Given request: What follows is a set of entries. Repeat them exactly, but not their pictures.
• • • • •
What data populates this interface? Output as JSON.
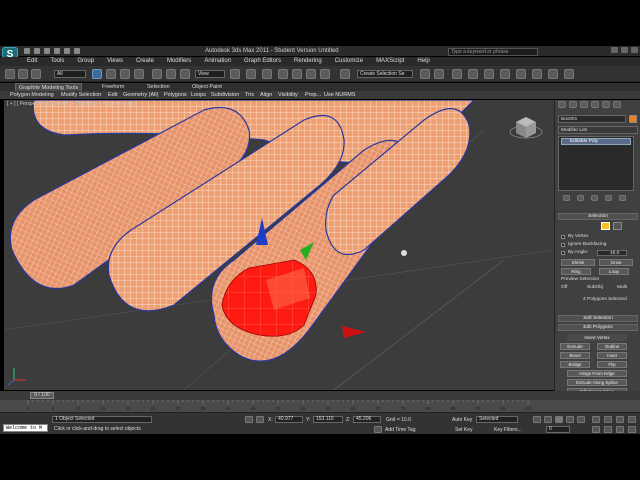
{
  "app": {
    "title": "Autodesk 3ds Max 2011 - Student Version    Untitled",
    "search_placeholder": "Type a keyword or phrase"
  },
  "menu": [
    "Edit",
    "Tools",
    "Group",
    "Views",
    "Create",
    "Modifiers",
    "Animation",
    "Graph Editors",
    "Rendering",
    "Customize",
    "MAXScript",
    "Help"
  ],
  "toolbar": {
    "selection_filter": "All",
    "reference_coord": "View",
    "named_selection": "Create Selection Se"
  },
  "ribbon": {
    "tabs": [
      "Graphite Modeling Tools",
      "Freeform",
      "Selection",
      "Object Paint"
    ],
    "active_tab": "Graphite Modeling Tools",
    "subtabs": [
      "Polygon Modeling",
      "Modify Selection",
      "Edit",
      "Geometry (All)",
      "Polygons",
      "Loops",
      "Subdivision",
      "Tris",
      "Align",
      "Visibility",
      "Prop...",
      "Use NURMS"
    ]
  },
  "viewport": {
    "label": "[ + ] [ Perspective ] [ Smooth + Highlights + Edged Faces ]"
  },
  "command_panel": {
    "object_name": "Box001",
    "modifier_list": "Modifier List",
    "stack_item": "Editable Poly",
    "selection_title": "Selection",
    "by_vertex": "By Vertex",
    "ignore_backfacing": "Ignore Backfacing",
    "by_angle": "By Angle:",
    "angle_value": "45.0",
    "shrink": "Shrink",
    "grow": "Grow",
    "ring": "Ring",
    "loop": "Loop",
    "preview_selection": "Preview Selection",
    "preview_off": "Off",
    "preview_subobj": "SubObj",
    "preview_multi": "Multi",
    "selected_info": "4 Polygons Selected",
    "soft_selection": "Soft Selection",
    "edit_polygons": "Edit Polygons",
    "insert_vertex": "Insert Vertex",
    "extrude": "Extrude",
    "outline": "Outline",
    "bevel": "Bevel",
    "inset": "Inset",
    "bridge": "Bridge",
    "flip": "Flip",
    "hinge": "Hinge From Edge",
    "extrude_spline": "Extrude Along Spline",
    "edit_triangulation": "Edit Triangulation",
    "retriangulate": "Retriangulate",
    "turn": "Turn"
  },
  "timeline": {
    "frame_counter": "0 / 100",
    "ticks": [
      "0",
      "5",
      "10",
      "15",
      "20",
      "25",
      "30",
      "35",
      "40",
      "45",
      "50",
      "55",
      "60",
      "65",
      "70",
      "75",
      "80",
      "85",
      "90",
      "95",
      "100"
    ]
  },
  "status": {
    "welcome": "Welcome to M",
    "selected": "1 Object Selected",
    "prompt": "Click or click-and-drag to select objects",
    "x_label": "X:",
    "x_value": "40.977",
    "y_label": "Y:",
    "y_value": "153.115",
    "z_label": "Z:",
    "z_value": "45.206",
    "grid": "Grid = 10.0",
    "add_time_tag": "Add Time Tag",
    "auto_key": "Auto Key",
    "key_mode": "Selected",
    "set_key": "Set Key",
    "key_filters": "Key Filters...",
    "frame": "0"
  },
  "colors": {
    "selection_red": "#ff1a12",
    "skin": "#f0a070",
    "wire_blue": "#2838a0",
    "viewport_bg": "#3c3c3c"
  }
}
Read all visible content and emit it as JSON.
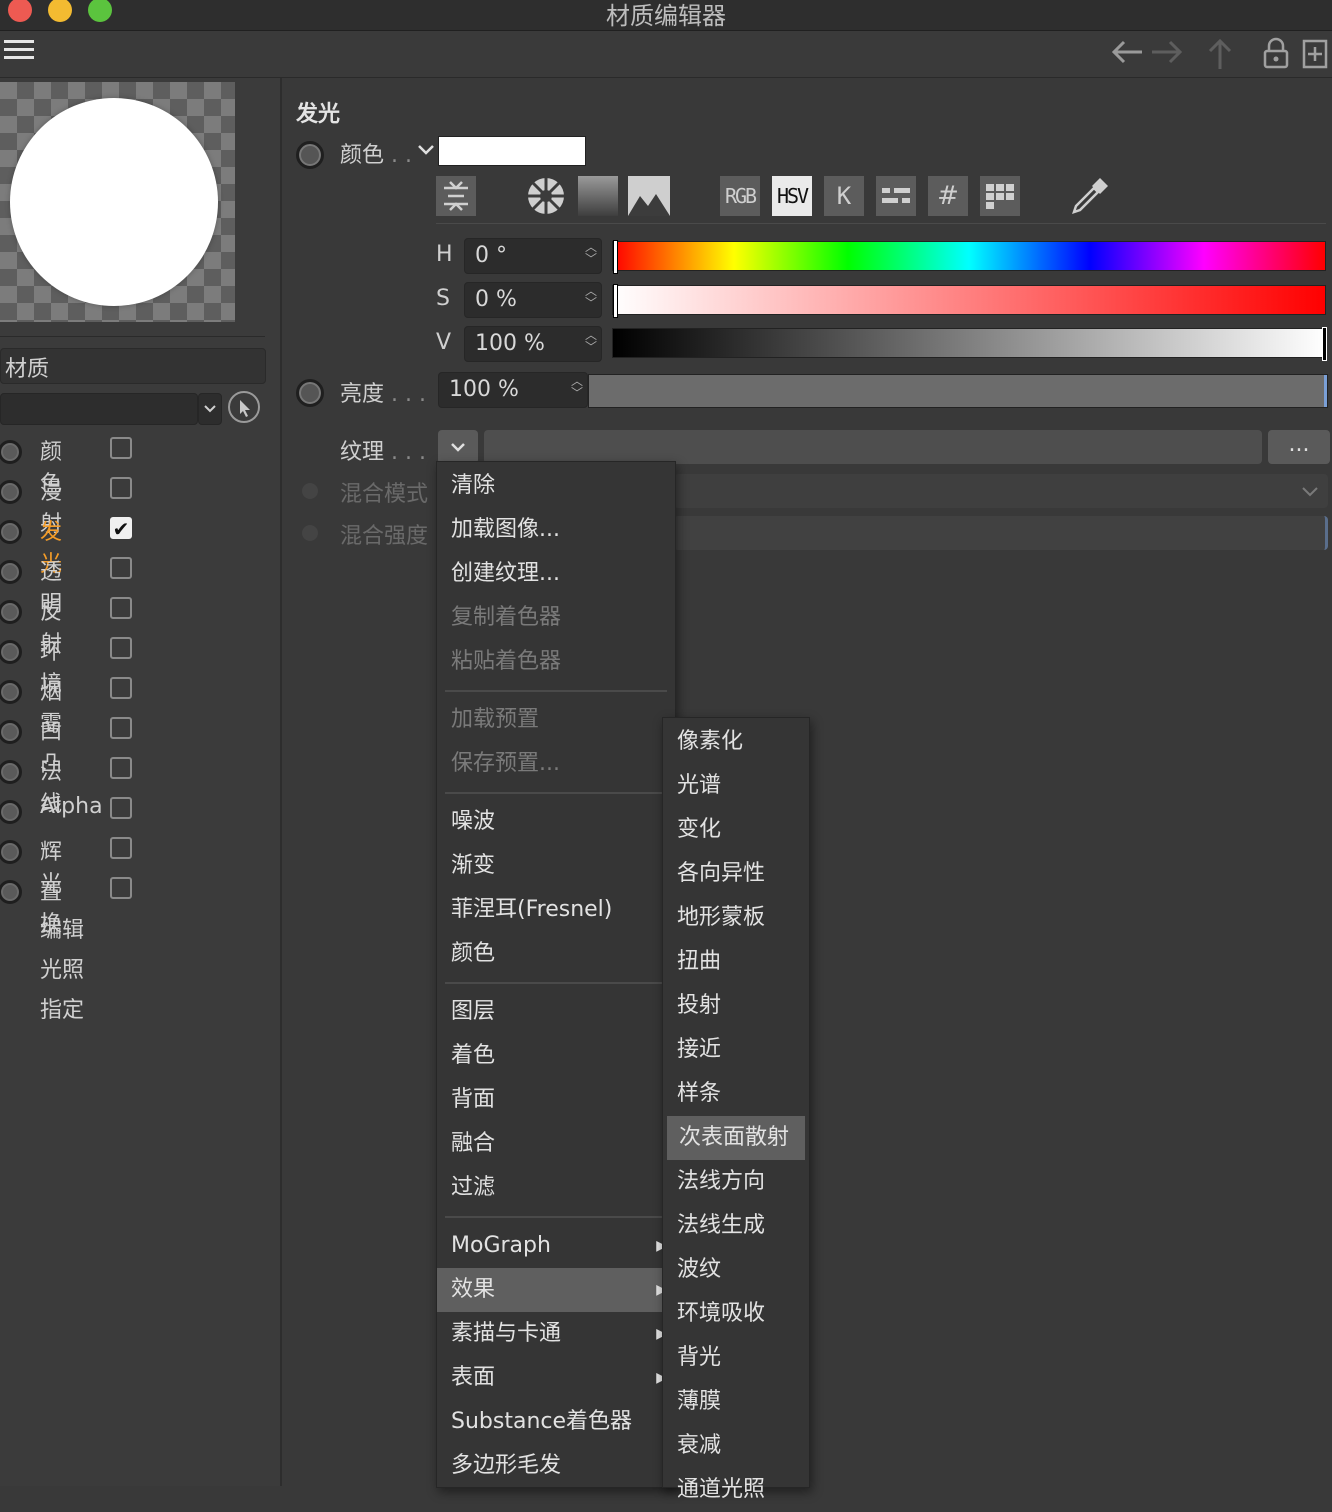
• • • • •
Exercise response:
What data populates this interface? Output as JSON.
{
  "app": {
    "title": "Autodesk 3ds Max 2011 - Student Version    Untitled",
    "search_placeholder": "Type a keyword or phrase"
  },
  "menu": [
    "Edit",
    "Tools",
    "Group",
    "Views",
    "Create",
    "Modifiers",
    "Animation",
    "Graph Editors",
    "Rendering",
    "Customize",
    "MAXScript",
    "Help"
  ],
  "toolbar": {
    "selection_filter": "All",
    "reference_coord": "View",
    "named_selection": "Create Selection Se"
  },
  "ribbon": {
    "tabs": [
      "Graphite Modeling Tools",
      "Freeform",
      "Selection",
      "Object Paint"
    ],
    "active_tab": "Graphite Modeling Tools",
    "subtabs": [
      "Polygon Modeling",
      "Modify Selection",
      "Edit",
      "Geometry (All)",
      "Polygons",
      "Loops",
      "Subdivision",
      "Tris",
      "Align",
      "Visibility",
      "Prop...",
      "Use NURMS"
    ]
  },
  "viewport": {
    "label": "[ + ] [ Perspective ] [ Smooth + Highlights + Edged Faces ]"
  },
  "command_panel": {
    "object_name": "Box001",
    "modifier_list": "Modifier List",
    "stack_item": "Editable Poly",
    "selection_title": "Selection",
    "by_vertex": "By Vertex",
    "ignore_backfacing": "Ignore Backfacing",
    "by_angle": "By Angle:",
    "angle_value": "45.0",
    "shrink": "Shrink",
    "grow": "Grow",
    "ring": "Ring",
    "loop": "Loop",
    "preview_selection": "Preview Selection",
    "preview_off": "Off",
    "preview_subobj": "SubObj",
    "preview_multi": "Multi",
    "selected_info": "4 Polygons Selected",
    "soft_selection": "Soft Selection",
    "edit_polygons": "Edit Polygons",
    "insert_vertex": "Insert Vertex",
    "extrude": "Extrude",
    "outline": "Outline",
    "bevel": "Bevel",
    "inset": "Inset",
    "bridge": "Bridge",
    "flip": "Flip",
    "hinge": "Hinge From Edge",
    "extrude_spline": "Extrude Along Spline",
    "edit_triangulation": "Edit Triangulation",
    "retriangulate": "Retriangulate",
    "turn": "Turn"
  },
  "timeline": {
    "frame_counter": "0 / 100",
    "ticks": [
      "0",
      "5",
      "10",
      "15",
      "20",
      "25",
      "30",
      "35",
      "40",
      "45",
      "50",
      "55",
      "60",
      "65",
      "70",
      "75",
      "80",
      "85",
      "90",
      "95",
      "100"
    ]
  },
  "status": {
    "welcome": "Welcome to M",
    "selected": "1 Object Selected",
    "prompt": "Click or click-and-drag to select objects",
    "x_label": "X:",
    "x_value": "40.977",
    "y_label": "Y:",
    "y_value": "153.115",
    "z_label": "Z:",
    "z_value": "45.206",
    "grid": "Grid = 10.0",
    "add_time_tag": "Add Time Tag",
    "auto_key": "Auto Key",
    "key_mode": "Selected",
    "set_key": "Set Key",
    "key_filters": "Key Filters...",
    "frame": "0"
  },
  "colors": {
    "selection_red": "#ff1a12",
    "skin": "#f0a070",
    "wire_blue": "#2838a0",
    "viewport_bg": "#3c3c3c"
  }
}
Read all visible content and emit it as JSON.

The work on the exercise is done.